● Given request
Your task is to repeat the entries underneath exactly, minus the pictures.

[Saved entries]
####

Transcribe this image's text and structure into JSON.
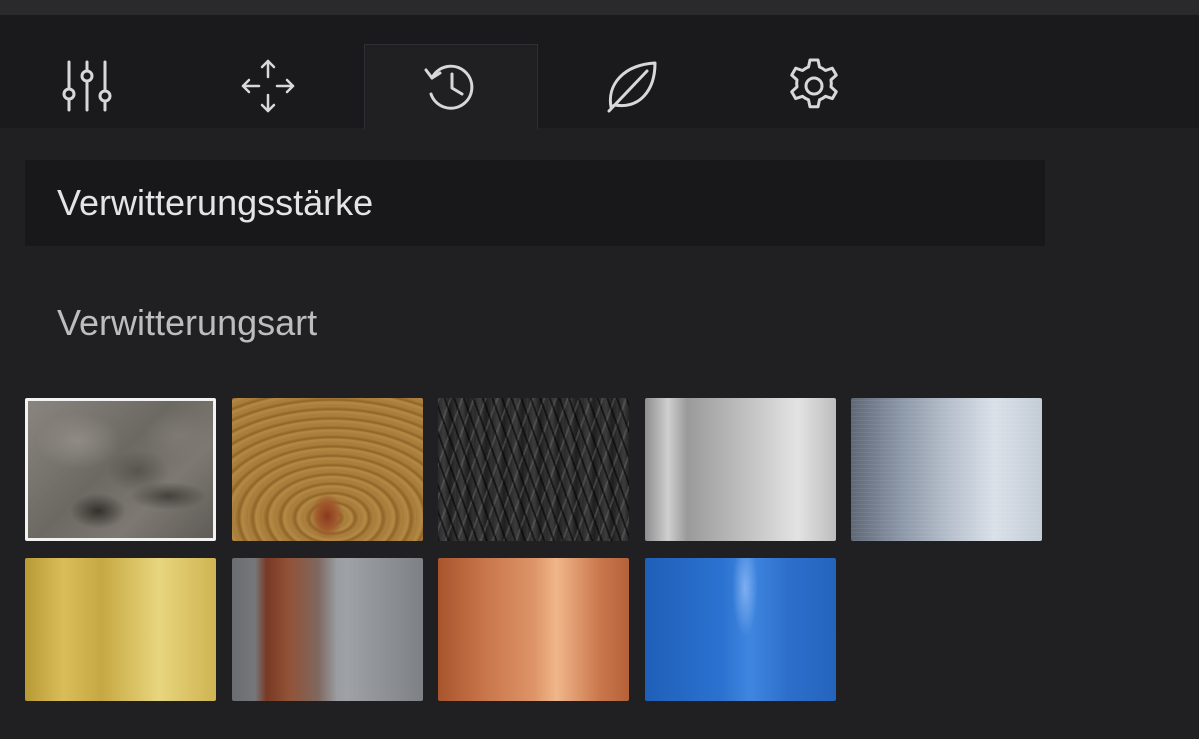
{
  "tabs": [
    {
      "icon": "sliders-icon",
      "active": false
    },
    {
      "icon": "move-arrows-icon",
      "active": false
    },
    {
      "icon": "history-icon",
      "active": true
    },
    {
      "icon": "leaf-icon",
      "active": false
    },
    {
      "icon": "gear-icon",
      "active": false
    }
  ],
  "panel": {
    "strength_label": "Verwitterungsstärke",
    "type_label": "Verwitterungsart"
  },
  "swatches": [
    {
      "name": "stone",
      "selected": true
    },
    {
      "name": "wood",
      "selected": false
    },
    {
      "name": "dark-weave",
      "selected": false
    },
    {
      "name": "silver",
      "selected": false
    },
    {
      "name": "brushed-steel",
      "selected": false
    },
    {
      "name": "gold",
      "selected": false
    },
    {
      "name": "rusted-metal",
      "selected": false
    },
    {
      "name": "copper",
      "selected": false
    },
    {
      "name": "blue-metal",
      "selected": false
    }
  ],
  "colors": {
    "background": "#202022",
    "tabbar": "#1a1a1c",
    "icon": "#d8d8da",
    "selected_border": "#f2f2f2"
  }
}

####

● Correct output
Transcribe this image's text and structure into JSON.
{
  "tabs": [
    {
      "icon": "sliders-icon",
      "active": false
    },
    {
      "icon": "move-arrows-icon",
      "active": false
    },
    {
      "icon": "history-icon",
      "active": true
    },
    {
      "icon": "leaf-icon",
      "active": false
    },
    {
      "icon": "gear-icon",
      "active": false
    }
  ],
  "panel": {
    "strength_label": "Verwitterungsstärke",
    "type_label": "Verwitterungsart"
  },
  "swatches": [
    {
      "name": "stone",
      "selected": true
    },
    {
      "name": "wood",
      "selected": false
    },
    {
      "name": "dark-weave",
      "selected": false
    },
    {
      "name": "silver",
      "selected": false
    },
    {
      "name": "brushed-steel",
      "selected": false
    },
    {
      "name": "gold",
      "selected": false
    },
    {
      "name": "rusted-metal",
      "selected": false
    },
    {
      "name": "copper",
      "selected": false
    },
    {
      "name": "blue-metal",
      "selected": false
    }
  ],
  "colors": {
    "background": "#202022",
    "tabbar": "#1a1a1c",
    "icon": "#d8d8da",
    "selected_border": "#f2f2f2"
  }
}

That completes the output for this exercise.